■ WHAT THE TASK ASKS ■
Answer with nothing but a number: how many lines include the word "interest"?

■ Extracted data entries ■

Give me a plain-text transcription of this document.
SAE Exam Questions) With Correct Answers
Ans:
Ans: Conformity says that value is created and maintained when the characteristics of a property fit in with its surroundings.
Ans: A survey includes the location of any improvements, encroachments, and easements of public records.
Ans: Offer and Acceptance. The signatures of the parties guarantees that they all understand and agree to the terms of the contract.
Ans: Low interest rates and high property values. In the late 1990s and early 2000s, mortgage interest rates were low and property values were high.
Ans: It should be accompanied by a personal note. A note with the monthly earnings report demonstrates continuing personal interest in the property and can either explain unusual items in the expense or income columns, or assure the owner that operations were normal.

■ SOLUTION TO THIS EXERCISE ■
2